To be done: Print every entry, word for word, and skip the images.

Records to use:
════

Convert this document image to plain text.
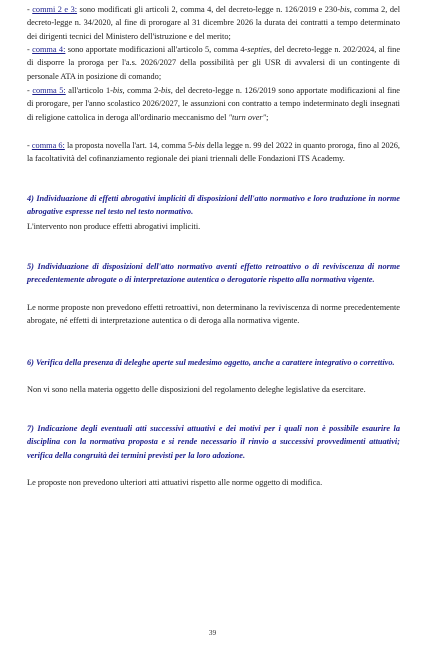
- commi 2 e 3: sono modificati gli articoli 2, comma 4, del decreto-legge n. 126/2019 e 230-bis, comma 2, del decreto-legge n. 34/2020, al fine di prorogare al 31 dicembre 2026 la durata dei contratti a tempo determinato dei dirigenti tecnici del Ministero dell'istruzione e del merito;

- comma 4: sono apportate modificazioni all'articolo 5, comma 4-septies, del decreto-legge n. 202/2024, al fine di disporre la proroga per l'a.s. 2026/2027 della possibilità per gli USR di avvalersi di un contingente di personale ATA in posizione di comando;

- comma 5: all'articolo 1-bis, comma 2-bis, del decreto-legge n. 126/2019 sono apportate modificazioni al fine di prorogare, per l'anno scolastico 2026/2027, le assunzioni con contratto a tempo indeterminato degli insegnati di religione cattolica in deroga all'ordinario meccanismo del "turn over";

- comma 6: la proposta novella l'art. 14, comma 5-bis della legge n. 99 del 2022 in quanto proroga, fino al 2026, la facoltatività del cofinanziamento regionale dei piani triennali delle Fondazioni ITS Academy.

4) Individuazione di effetti abrogativi impliciti di disposizioni dell'atto normativo e loro traduzione in norme abrogative espresse nel testo nel testo normativo.

L'intervento non produce effetti abrogativi impliciti.

5) Individuazione di disposizioni dell'atto normativo aventi effetto retroattivo o di reviviscenza di norme precedentemente abrogate o di interpretazione autentica o derogatorie rispetto alla normativa vigente.

Le norme proposte non prevedono effetti retroattivi, non determinano la reviviscenza di norme precedentemente abrogate, né effetti di interpretazione autentica o di deroga alla normativa vigente.

6) Verifica della presenza di deleghe aperte sul medesimo oggetto, anche a carattere integrativo o correttivo.

Non vi sono nella materia oggetto delle disposizioni del regolamento deleghe legislative da esercitare.

7) Indicazione degli eventuali atti successivi attuativi e dei motivi per i quali non è possibile esaurire la disciplina con la normativa proposta e si rende necessario il rinvio a successivi provvedimenti attuativi; verifica della congruità dei termini previsti per la loro adozione.

Le proposte non prevedono ulteriori atti attuativi rispetto alle norme oggetto di modifica.

39
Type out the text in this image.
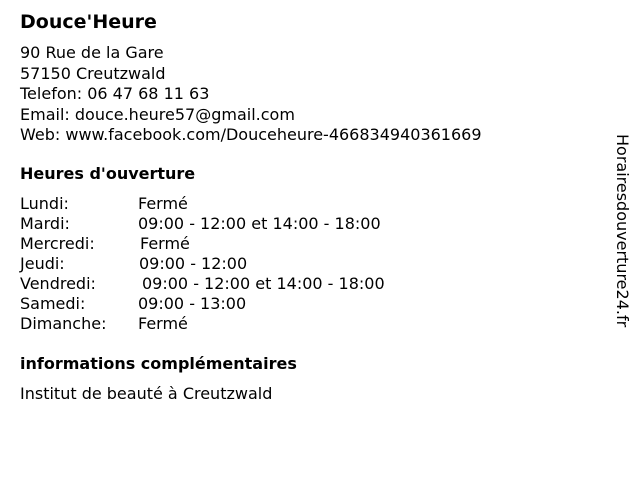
Douce'Heure
90 Rue de la Gare
57150 Creutzwald
Telefon: 06 47 68 11 63
Email: douce.heure57@gmail.com
Web: www.facebook.com/Douceheure-466834940361669
Heures d'ouverture
Lundi:	Fermé
Mardi:	09:00 - 12:00 et 14:00 - 18:00
Mercredi:	Fermé
Jeudi:	09:00 - 12:00
Vendredi:	09:00 - 12:00 et 14:00 - 18:00
Samedi:	09:00 - 13:00
Dimanche: Fermé
informations complémentaires
Institut de beauté à Creutzwald
Horairesdouverture24.fr
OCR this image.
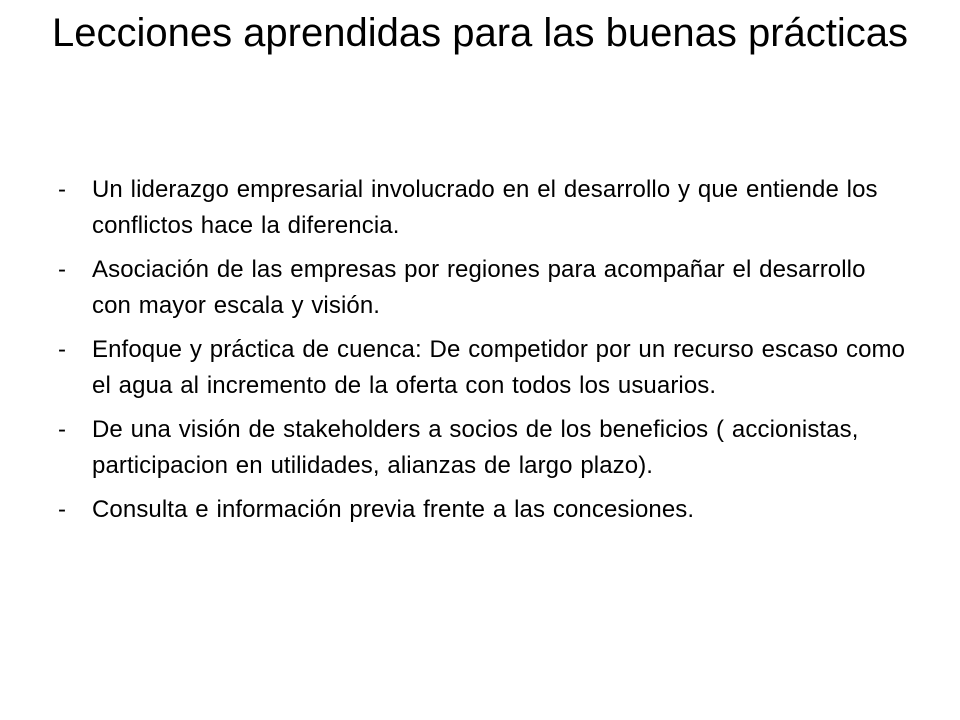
Lecciones aprendidas para las buenas prácticas
- Un liderazgo empresarial involucrado en el desarrollo y que entiende los conflictos hace la diferencia.
- Asociación de las empresas por regiones para acompañar el desarrollo con mayor escala y visión.
- Enfoque y práctica de cuenca: De competidor por un recurso escaso como el agua al incremento de la oferta con todos los usuarios.
- De una visión de stakeholders a socios de los beneficios ( accionistas, participacion en utilidades, alianzas de largo plazo).
- Consulta e información previa frente a las concesiones.
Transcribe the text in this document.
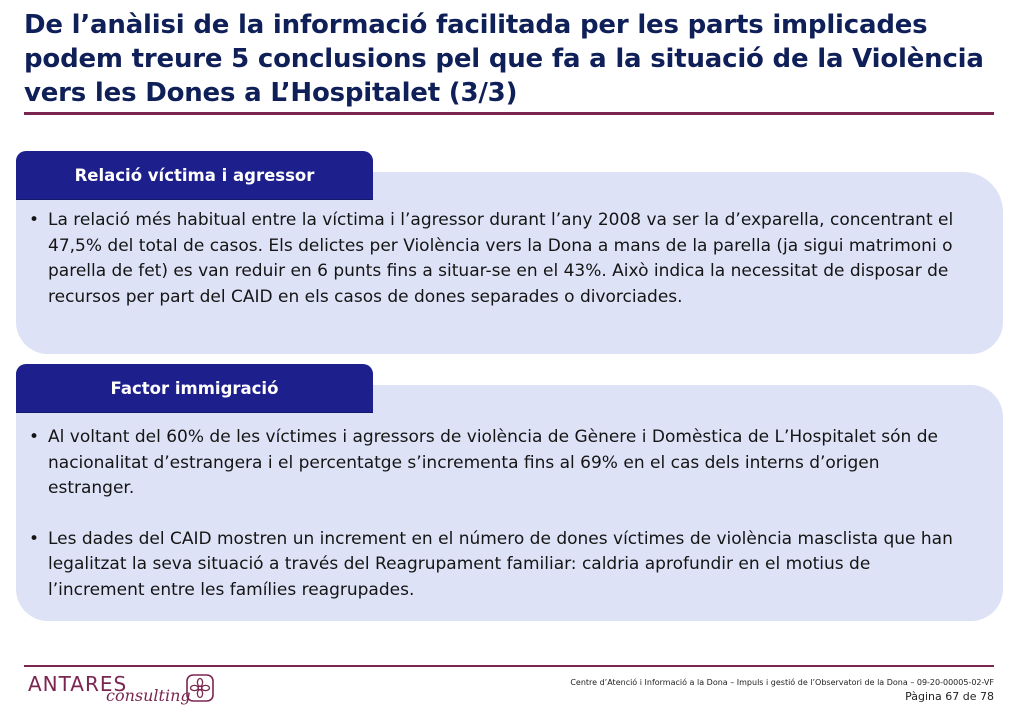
De l’anàlisi de la informació facilitada per les parts implicades podem treure 5 conclusions pel que fa a la situació de la Violència vers les Dones a L’Hospitalet (3/3)
Relació víctima i agressor
• La relació més habitual entre la víctima i l’agressor durant l’any 2008 va ser la d’exparella, concentrant el 47,5% del total de casos. Els delictes per Violència vers la Dona a mans de la parella (ja sigui matrimoni o parella de fet) es van reduir en 6 punts fins a situar-se en el 43%. Això indica la necessitat de disposar de recursos per part del CAID en els casos de dones separades o divorciades.
Factor immigració
• Al voltant del 60% de les víctimes i agressors de violència de Gènere i Domèstica de L’Hospitalet són de nacionalitat d’estrangera i el percentatge s’incrementa fins al 69% en el cas dels interns d’origen estranger.
• Les dades del CAID mostren un increment en el número de dones víctimes de violència masclista que han legalitzat la seva situació a través del Reagrupament familiar: caldria aprofundir en el motius de l’increment entre les famílies reagrupades.
ANTARES
consulting
Centre d’Atenció i Informació a la Dona – Impuls i gestió de l’Observatori de la Dona – 09-20-00005-02-VF
Pàgina 67 de 78
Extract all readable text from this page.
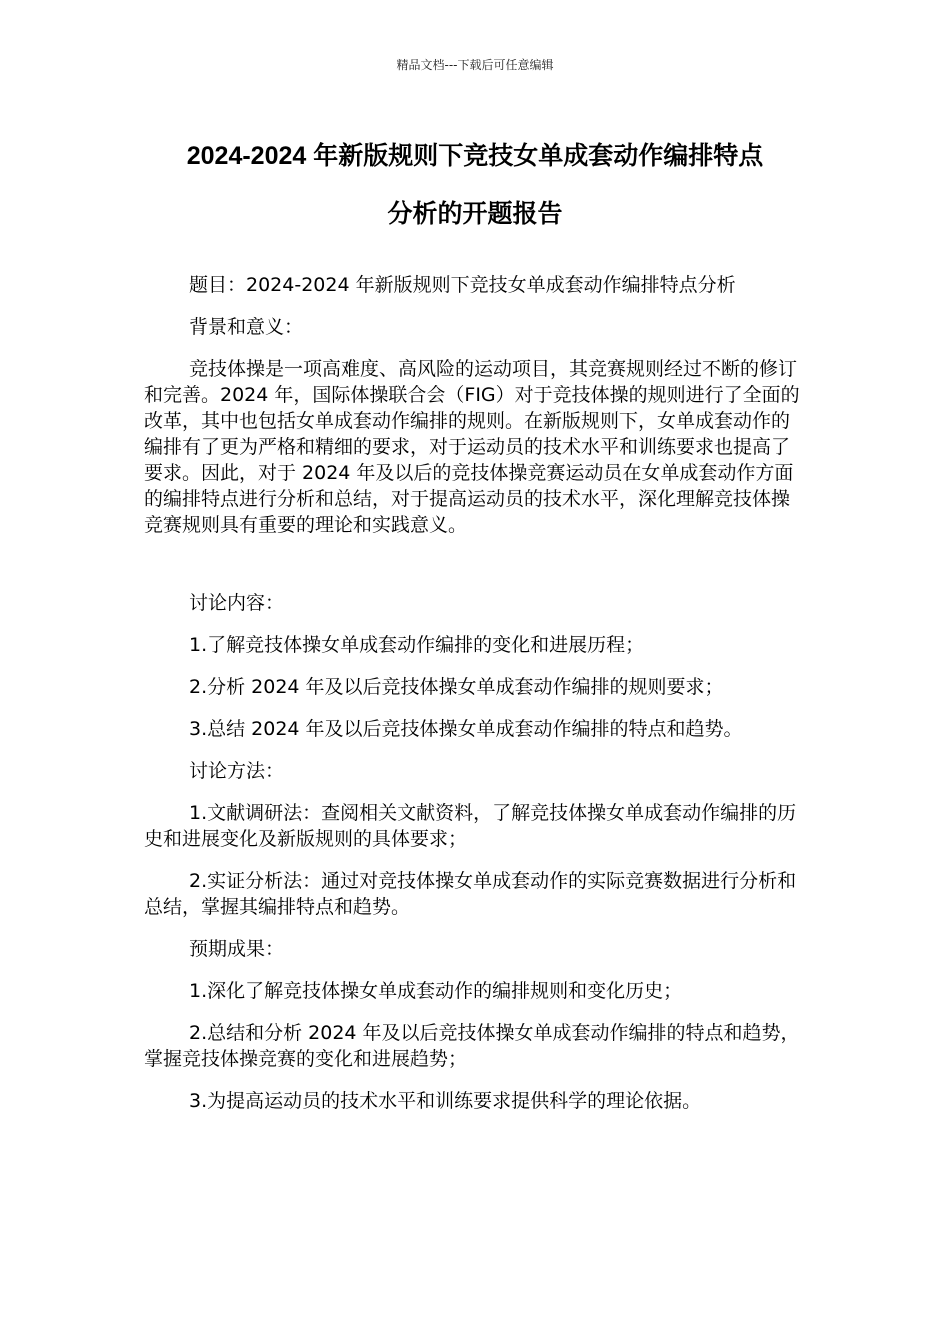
精品文档---下载后可任意编辑
2024-2024 年新版规则下竞技女单成套动作编排特点
分析的开题报告

题目：2024-2024 年新版规则下竞技女单成套动作编排特点分析

背景和意义：

竞技体操是一项高难度、高风险的运动项目，其竞赛规则经过不断的修订和完善。2024 年，国际体操联合会（FIG）对于竞技体操的规则进行了全面的改革，其中也包括女单成套动作编排的规则。在新版规则下，女单成套动作的编排有了更为严格和精细的要求，对于运动员的技术水平和训练要求也提高了要求。因此，对于 2024 年及以后的竞技体操竞赛运动员在女单成套动作方面的编排特点进行分析和总结，对于提高运动员的技术水平，深化理解竞技体操竞赛规则具有重要的理论和实践意义。

讨论内容：

1.了解竞技体操女单成套动作编排的变化和进展历程；

2.分析 2024 年及以后竞技体操女单成套动作编排的规则要求；

3.总结 2024 年及以后竞技体操女单成套动作编排的特点和趋势。

讨论方法：

1.文献调研法：查阅相关文献资料，了解竞技体操女单成套动作编排的历史和进展变化及新版规则的具体要求；

2.实证分析法：通过对竞技体操女单成套动作的实际竞赛数据进行分析和总结，掌握其编排特点和趋势。

预期成果：

1.深化了解竞技体操女单成套动作的编排规则和变化历史；

2.总结和分析 2024 年及以后竞技体操女单成套动作编排的特点和趋势，掌握竞技体操竞赛的变化和进展趋势；

3.为提高运动员的技术水平和训练要求提供科学的理论依据。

════

Written reply:
Convert this document image to plain text.
- commi 2 e 3: sono modificati gli articoli 2, comma 4, del decreto-legge n. 126/2019 e 230-bis, comma 2, del decreto-legge n. 34/2020, al fine di prorogare al 31 dicembre 2026 la durata dei contratti a tempo determinato dei dirigenti tecnici del Ministero dell'istruzione e del merito;

- comma 4: sono apportate modificazioni all'articolo 5, comma 4-septies, del decreto-legge n. 202/2024, al fine di disporre la proroga per l'a.s. 2026/2027 della possibilità per gli USR di avvalersi di un contingente di personale ATA in posizione di comando;

- comma 5: all'articolo 1-bis, comma 2-bis, del decreto-legge n. 126/2019 sono apportate modificazioni al fine di prorogare, per l'anno scolastico 2026/2027, le assunzioni con contratto a tempo indeterminato degli insegnati di religione cattolica in deroga all'ordinario meccanismo del "turn over";

- comma 6: la proposta novella l'art. 14, comma 5-bis della legge n. 99 del 2022 in quanto proroga, fino al 2026, la facoltatività del cofinanziamento regionale dei piani triennali delle Fondazioni ITS Academy.

4) Individuazione di effetti abrogativi impliciti di disposizioni dell'atto normativo e loro traduzione in norme abrogative espresse nel testo nel testo normativo.

L'intervento non produce effetti abrogativi impliciti.

5) Individuazione di disposizioni dell'atto normativo aventi effetto retroattivo o di reviviscenza di norme precedentemente abrogate o di interpretazione autentica o derogatorie rispetto alla normativa vigente.

Le norme proposte non prevedono effetti retroattivi, non determinano la reviviscenza di norme precedentemente abrogate, né effetti di interpretazione autentica o di deroga alla normativa vigente.

6) Verifica della presenza di deleghe aperte sul medesimo oggetto, anche a carattere integrativo o correttivo.

Non vi sono nella materia oggetto delle disposizioni del regolamento deleghe legislative da esercitare.

7) Indicazione degli eventuali atti successivi attuativi e dei motivi per i quali non è possibile esaurire la disciplina con la normativa proposta e si rende necessario il rinvio a successivi provvedimenti attuativi; verifica della congruità dei termini previsti per la loro adozione.

Le proposte non prevedono ulteriori atti attuativi rispetto alle norme oggetto di modifica.

39
Type out the text in this image.
Douce'Heure
90 Rue de la Gare
57150 Creutzwald
Telefon: 06 47 68 11 63
Email: douce.heure57@gmail.com
Web: www.facebook.com/Douceheure-466834940361669
Heures d'ouverture
Lundi:	Fermé
Mardi:	09:00 - 12:00 et 14:00 - 18:00
Mercredi:	Fermé
Jeudi:	09:00 - 12:00
Vendredi:	09:00 - 12:00 et 14:00 - 18:00
Samedi:	09:00 - 13:00
Dimanche: Fermé
informations complémentaires
Institut de beauté à Creutzwald
Horairesdouverture24.fr
OCR this image.
Lecciones aprendidas para las buenas prácticas
- Un liderazgo empresarial involucrado en el desarrollo y que entiende los conflictos hace la diferencia.
- Asociación de las empresas por regiones para acompañar el desarrollo con mayor escala y visión.
- Enfoque y práctica de cuenca: De competidor por un recurso escaso como el agua al incremento de la oferta con todos los usuarios.
- De una visión de stakeholders a socios de los beneficios ( accionistas, participacion en utilidades, alianzas de largo plazo).
- Consulta e información previa frente a las concesiones.
Transcribe the text in this document.
De l’anàlisi de la informació facilitada per les parts implicades podem treure 5 conclusions pel que fa a la situació de la Violència vers les Dones a L’Hospitalet (3/3)
Relació víctima i agressor
• La relació més habitual entre la víctima i l’agressor durant l’any 2008 va ser la d’exparella, concentrant el 47,5% del total de casos. Els delictes per Violència vers la Dona a mans de la parella (ja sigui matrimoni o parella de fet) es van reduir en 6 punts fins a situar-se en el 43%. Això indica la necessitat de disposar de recursos per part del CAID en els casos de dones separades o divorciades.
Factor immigració
• Al voltant del 60% de les víctimes i agressors de violència de Gènere i Domèstica de L’Hospitalet són de nacionalitat d’estrangera i el percentatge s’incrementa fins al 69% en el cas dels interns d’origen estranger.
• Les dades del CAID mostren un increment en el número de dones víctimes de violència masclista que han legalitzat la seva situació a través del Reagrupament familiar: caldria aprofundir en el motius de l’increment entre les famílies reagrupades.
ANTARES
consulting
Centre d’Atenció i Informació a la Dona – Impuls i gestió de l’Observatori de la Dona – 09-20-00005-02-VF
Pàgina 67 de 78
Extract all readable text from this page.
精品文档---下载后可任意编辑
2024-2024 年新版规则下竞技女单成套动作编排特点
分析的开题报告

题目：2024-2024 年新版规则下竞技女单成套动作编排特点分析

背景和意义：

竞技体操是一项高难度、高风险的运动项目，其竞赛规则经过不断的修订和完善。2024 年，国际体操联合会（FIG）对于竞技体操的规则进行了全面的改革，其中也包括女单成套动作编排的规则。在新版规则下，女单成套动作的编排有了更为严格和精细的要求，对于运动员的技术水平和训练要求也提高了要求。因此，对于 2024 年及以后的竞技体操竞赛运动员在女单成套动作方面的编排特点进行分析和总结，对于提高运动员的技术水平，深化理解竞技体操竞赛规则具有重要的理论和实践意义。

讨论内容：

1.了解竞技体操女单成套动作编排的变化和进展历程；

2.分析 2024 年及以后竞技体操女单成套动作编排的规则要求；

3.总结 2024 年及以后竞技体操女单成套动作编排的特点和趋势。

讨论方法：

1.文献调研法：查阅相关文献资料，了解竞技体操女单成套动作编排的历史和进展变化及新版规则的具体要求；

2.实证分析法：通过对竞技体操女单成套动作的实际竞赛数据进行分析和总结，掌握其编排特点和趋势。

预期成果：

1.深化了解竞技体操女单成套动作的编排规则和变化历史；

2.总结和分析 2024 年及以后竞技体操女单成套动作编排的特点和趋势，掌握竞技体操竞赛的变化和进展趋势；

3.为提高运动员的技术水平和训练要求提供科学的理论依据。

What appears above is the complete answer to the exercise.